TASK STATEMENT:
Give the data below again, word for word.

GIVEN INFORMATION:
========

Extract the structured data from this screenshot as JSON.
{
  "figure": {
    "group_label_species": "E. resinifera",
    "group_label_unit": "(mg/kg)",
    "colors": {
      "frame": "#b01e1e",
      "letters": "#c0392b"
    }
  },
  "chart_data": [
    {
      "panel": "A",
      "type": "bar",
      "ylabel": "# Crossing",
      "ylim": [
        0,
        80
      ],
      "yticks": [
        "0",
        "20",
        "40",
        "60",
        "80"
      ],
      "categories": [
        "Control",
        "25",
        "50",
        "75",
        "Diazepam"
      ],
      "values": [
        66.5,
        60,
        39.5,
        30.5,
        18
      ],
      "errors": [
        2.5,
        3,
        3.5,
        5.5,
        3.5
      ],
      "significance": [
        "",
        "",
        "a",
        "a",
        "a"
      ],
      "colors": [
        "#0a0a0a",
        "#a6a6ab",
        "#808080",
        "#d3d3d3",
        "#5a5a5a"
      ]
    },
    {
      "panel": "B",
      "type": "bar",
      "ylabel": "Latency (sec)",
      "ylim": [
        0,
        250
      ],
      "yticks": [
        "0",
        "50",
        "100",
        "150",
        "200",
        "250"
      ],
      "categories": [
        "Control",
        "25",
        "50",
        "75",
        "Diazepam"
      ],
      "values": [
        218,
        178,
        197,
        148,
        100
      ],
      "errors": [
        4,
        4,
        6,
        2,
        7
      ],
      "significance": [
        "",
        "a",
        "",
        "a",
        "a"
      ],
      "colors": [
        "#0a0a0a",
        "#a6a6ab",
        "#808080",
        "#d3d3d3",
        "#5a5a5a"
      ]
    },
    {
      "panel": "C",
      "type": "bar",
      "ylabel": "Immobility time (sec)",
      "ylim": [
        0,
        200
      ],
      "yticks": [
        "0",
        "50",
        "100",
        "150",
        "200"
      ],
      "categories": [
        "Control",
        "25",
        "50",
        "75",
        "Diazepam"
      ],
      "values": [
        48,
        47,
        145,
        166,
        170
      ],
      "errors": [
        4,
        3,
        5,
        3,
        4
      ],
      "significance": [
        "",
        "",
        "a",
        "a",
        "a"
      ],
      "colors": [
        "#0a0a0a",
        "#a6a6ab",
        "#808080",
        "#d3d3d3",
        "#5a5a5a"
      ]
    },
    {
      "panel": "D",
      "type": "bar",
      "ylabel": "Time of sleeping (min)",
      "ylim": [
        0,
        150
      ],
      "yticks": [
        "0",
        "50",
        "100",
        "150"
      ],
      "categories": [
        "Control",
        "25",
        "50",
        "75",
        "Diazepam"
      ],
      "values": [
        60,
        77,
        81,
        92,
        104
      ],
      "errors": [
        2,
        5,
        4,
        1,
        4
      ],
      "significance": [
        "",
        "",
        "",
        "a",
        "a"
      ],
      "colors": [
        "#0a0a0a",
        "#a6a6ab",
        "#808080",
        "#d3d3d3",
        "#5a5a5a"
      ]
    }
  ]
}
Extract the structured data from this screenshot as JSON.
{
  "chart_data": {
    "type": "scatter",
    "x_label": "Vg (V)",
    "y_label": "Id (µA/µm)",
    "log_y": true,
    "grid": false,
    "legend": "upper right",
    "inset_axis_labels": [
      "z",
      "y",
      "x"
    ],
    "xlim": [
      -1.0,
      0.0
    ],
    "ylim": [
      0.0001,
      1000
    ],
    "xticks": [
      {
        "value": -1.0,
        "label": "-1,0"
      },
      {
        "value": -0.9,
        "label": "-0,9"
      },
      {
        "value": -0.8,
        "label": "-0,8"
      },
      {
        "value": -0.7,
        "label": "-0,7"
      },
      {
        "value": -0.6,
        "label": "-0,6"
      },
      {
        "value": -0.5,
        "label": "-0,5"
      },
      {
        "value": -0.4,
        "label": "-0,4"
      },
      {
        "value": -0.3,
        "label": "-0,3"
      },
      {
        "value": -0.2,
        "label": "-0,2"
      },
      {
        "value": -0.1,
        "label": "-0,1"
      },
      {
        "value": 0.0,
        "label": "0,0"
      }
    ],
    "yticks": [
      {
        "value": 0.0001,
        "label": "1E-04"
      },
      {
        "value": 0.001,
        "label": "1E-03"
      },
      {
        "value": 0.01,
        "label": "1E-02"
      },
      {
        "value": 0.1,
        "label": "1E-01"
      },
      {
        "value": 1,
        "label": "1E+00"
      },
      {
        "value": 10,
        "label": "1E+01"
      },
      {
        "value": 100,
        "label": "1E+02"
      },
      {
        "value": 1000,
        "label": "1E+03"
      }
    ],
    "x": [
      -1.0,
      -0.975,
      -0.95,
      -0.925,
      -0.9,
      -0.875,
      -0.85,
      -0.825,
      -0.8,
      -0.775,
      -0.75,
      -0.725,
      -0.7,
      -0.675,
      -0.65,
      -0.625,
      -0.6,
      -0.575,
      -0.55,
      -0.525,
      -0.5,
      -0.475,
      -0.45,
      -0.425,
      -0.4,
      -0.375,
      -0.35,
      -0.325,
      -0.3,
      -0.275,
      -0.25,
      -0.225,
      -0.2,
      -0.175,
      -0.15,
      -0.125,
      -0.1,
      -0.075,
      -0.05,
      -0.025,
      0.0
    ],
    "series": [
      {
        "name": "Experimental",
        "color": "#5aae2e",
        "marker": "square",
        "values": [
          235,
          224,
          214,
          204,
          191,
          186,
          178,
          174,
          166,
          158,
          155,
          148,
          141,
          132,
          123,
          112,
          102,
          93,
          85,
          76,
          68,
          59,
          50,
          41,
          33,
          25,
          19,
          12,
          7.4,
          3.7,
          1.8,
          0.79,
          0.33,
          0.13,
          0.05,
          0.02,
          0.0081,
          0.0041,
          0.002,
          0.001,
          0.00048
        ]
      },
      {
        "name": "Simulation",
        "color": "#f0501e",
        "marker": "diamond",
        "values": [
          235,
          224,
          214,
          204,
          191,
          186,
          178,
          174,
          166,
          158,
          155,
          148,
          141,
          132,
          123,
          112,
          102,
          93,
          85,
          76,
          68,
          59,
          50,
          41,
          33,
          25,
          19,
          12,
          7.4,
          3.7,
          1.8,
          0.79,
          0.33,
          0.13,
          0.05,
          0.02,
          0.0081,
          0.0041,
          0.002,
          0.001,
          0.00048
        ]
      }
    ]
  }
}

========

RESULT:
Extract the structured data from this screenshot as JSON.
{
  "figure": {
    "group_label_species": "E. resinifera",
    "group_label_unit": "(mg/kg)",
    "colors": {
      "frame": "#b01e1e",
      "letters": "#c0392b"
    }
  },
  "chart_data": [
    {
      "panel": "A",
      "type": "bar",
      "ylabel": "# Crossing",
      "ylim": [
        0,
        80
      ],
      "yticks": [
        "0",
        "20",
        "40",
        "60",
        "80"
      ],
      "categories": [
        "Control",
        "25",
        "50",
        "75",
        "Diazepam"
      ],
      "values": [
        66.5,
        60,
        39.5,
        30.5,
        18
      ],
      "errors": [
        2.5,
        3,
        3.5,
        5.5,
        3.5
      ],
      "significance": [
        "",
        "",
        "a",
        "a",
        "a"
      ],
      "colors": [
        "#0a0a0a",
        "#a6a6ab",
        "#808080",
        "#d3d3d3",
        "#5a5a5a"
      ]
    },
    {
      "panel": "B",
      "type": "bar",
      "ylabel": "Latency (sec)",
      "ylim": [
        0,
        250
      ],
      "yticks": [
        "0",
        "50",
        "100",
        "150",
        "200",
        "250"
      ],
      "categories": [
        "Control",
        "25",
        "50",
        "75",
        "Diazepam"
      ],
      "values": [
        218,
        178,
        197,
        148,
        100
      ],
      "errors": [
        4,
        4,
        6,
        2,
        7
      ],
      "significance": [
        "",
        "a",
        "",
        "a",
        "a"
      ],
      "colors": [
        "#0a0a0a",
        "#a6a6ab",
        "#808080",
        "#d3d3d3",
        "#5a5a5a"
      ]
    },
    {
      "panel": "C",
      "type": "bar",
      "ylabel": "Immobility time (sec)",
      "ylim": [
        0,
        200
      ],
      "yticks": [
        "0",
        "50",
        "100",
        "150",
        "200"
      ],
      "categories": [
        "Control",
        "25",
        "50",
        "75",
        "Diazepam"
      ],
      "values": [
        48,
        47,
        145,
        166,
        170
      ],
      "errors": [
        4,
        3,
        5,
        3,
        4
      ],
      "significance": [
        "",
        "",
        "a",
        "a",
        "a"
      ],
      "colors": [
        "#0a0a0a",
        "#a6a6ab",
        "#808080",
        "#d3d3d3",
        "#5a5a5a"
      ]
    },
    {
      "panel": "D",
      "type": "bar",
      "ylabel": "Time of sleeping (min)",
      "ylim": [
        0,
        150
      ],
      "yticks": [
        "0",
        "50",
        "100",
        "150"
      ],
      "categories": [
        "Control",
        "25",
        "50",
        "75",
        "Diazepam"
      ],
      "values": [
        60,
        77,
        81,
        92,
        104
      ],
      "errors": [
        2,
        5,
        4,
        1,
        4
      ],
      "significance": [
        "",
        "",
        "",
        "a",
        "a"
      ],
      "colors": [
        "#0a0a0a",
        "#a6a6ab",
        "#808080",
        "#d3d3d3",
        "#5a5a5a"
      ]
    }
  ]
}
Extract the structured data from this screenshot as JSON.
{
  "chart_data": {
    "type": "scatter",
    "x_label": "Vg (V)",
    "y_label": "Id (µA/µm)",
    "log_y": true,
    "grid": false,
    "legend": "upper right",
    "inset_axis_labels": [
      "z",
      "y",
      "x"
    ],
    "xlim": [
      -1.0,
      0.0
    ],
    "ylim": [
      0.0001,
      1000
    ],
    "xticks": [
      {
        "value": -1.0,
        "label": "-1,0"
      },
      {
        "value": -0.9,
        "label": "-0,9"
      },
      {
        "value": -0.8,
        "label": "-0,8"
      },
      {
        "value": -0.7,
        "label": "-0,7"
      },
      {
        "value": -0.6,
        "label": "-0,6"
      },
      {
        "value": -0.5,
        "label": "-0,5"
      },
      {
        "value": -0.4,
        "label": "-0,4"
      },
      {
        "value": -0.3,
        "label": "-0,3"
      },
      {
        "value": -0.2,
        "label": "-0,2"
      },
      {
        "value": -0.1,
        "label": "-0,1"
      },
      {
        "value": 0.0,
        "label": "0,0"
      }
    ],
    "yticks": [
      {
        "value": 0.0001,
        "label": "1E-04"
      },
      {
        "value": 0.001,
        "label": "1E-03"
      },
      {
        "value": 0.01,
        "label": "1E-02"
      },
      {
        "value": 0.1,
        "label": "1E-01"
      },
      {
        "value": 1,
        "label": "1E+00"
      },
      {
        "value": 10,
        "label": "1E+01"
      },
      {
        "value": 100,
        "label": "1E+02"
      },
      {
        "value": 1000,
        "label": "1E+03"
      }
    ],
    "x": [
      -1.0,
      -0.975,
      -0.95,
      -0.925,
      -0.9,
      -0.875,
      -0.85,
      -0.825,
      -0.8,
      -0.775,
      -0.75,
      -0.725,
      -0.7,
      -0.675,
      -0.65,
      -0.625,
      -0.6,
      -0.575,
      -0.55,
      -0.525,
      -0.5,
      -0.475,
      -0.45,
      -0.425,
      -0.4,
      -0.375,
      -0.35,
      -0.325,
      -0.3,
      -0.275,
      -0.25,
      -0.225,
      -0.2,
      -0.175,
      -0.15,
      -0.125,
      -0.1,
      -0.075,
      -0.05,
      -0.025,
      0.0
    ],
    "series": [
      {
        "name": "Experimental",
        "color": "#5aae2e",
        "marker": "square",
        "values": [
          235,
          224,
          214,
          204,
          191,
          186,
          178,
          174,
          166,
          158,
          155,
          148,
          141,
          132,
          123,
          112,
          102,
          93,
          85,
          76,
          68,
          59,
          50,
          41,
          33,
          25,
          19,
          12,
          7.4,
          3.7,
          1.8,
          0.79,
          0.33,
          0.13,
          0.05,
          0.02,
          0.0081,
          0.0041,
          0.002,
          0.001,
          0.00048
        ]
      },
      {
        "name": "Simulation",
        "color": "#f0501e",
        "marker": "diamond",
        "values": [
          235,
          224,
          214,
          204,
          191,
          186,
          178,
          174,
          166,
          158,
          155,
          148,
          141,
          132,
          123,
          112,
          102,
          93,
          85,
          76,
          68,
          59,
          50,
          41,
          33,
          25,
          19,
          12,
          7.4,
          3.7,
          1.8,
          0.79,
          0.33,
          0.13,
          0.05,
          0.02,
          0.0081,
          0.0041,
          0.002,
          0.001,
          0.00048
        ]
      }
    ]
  }
}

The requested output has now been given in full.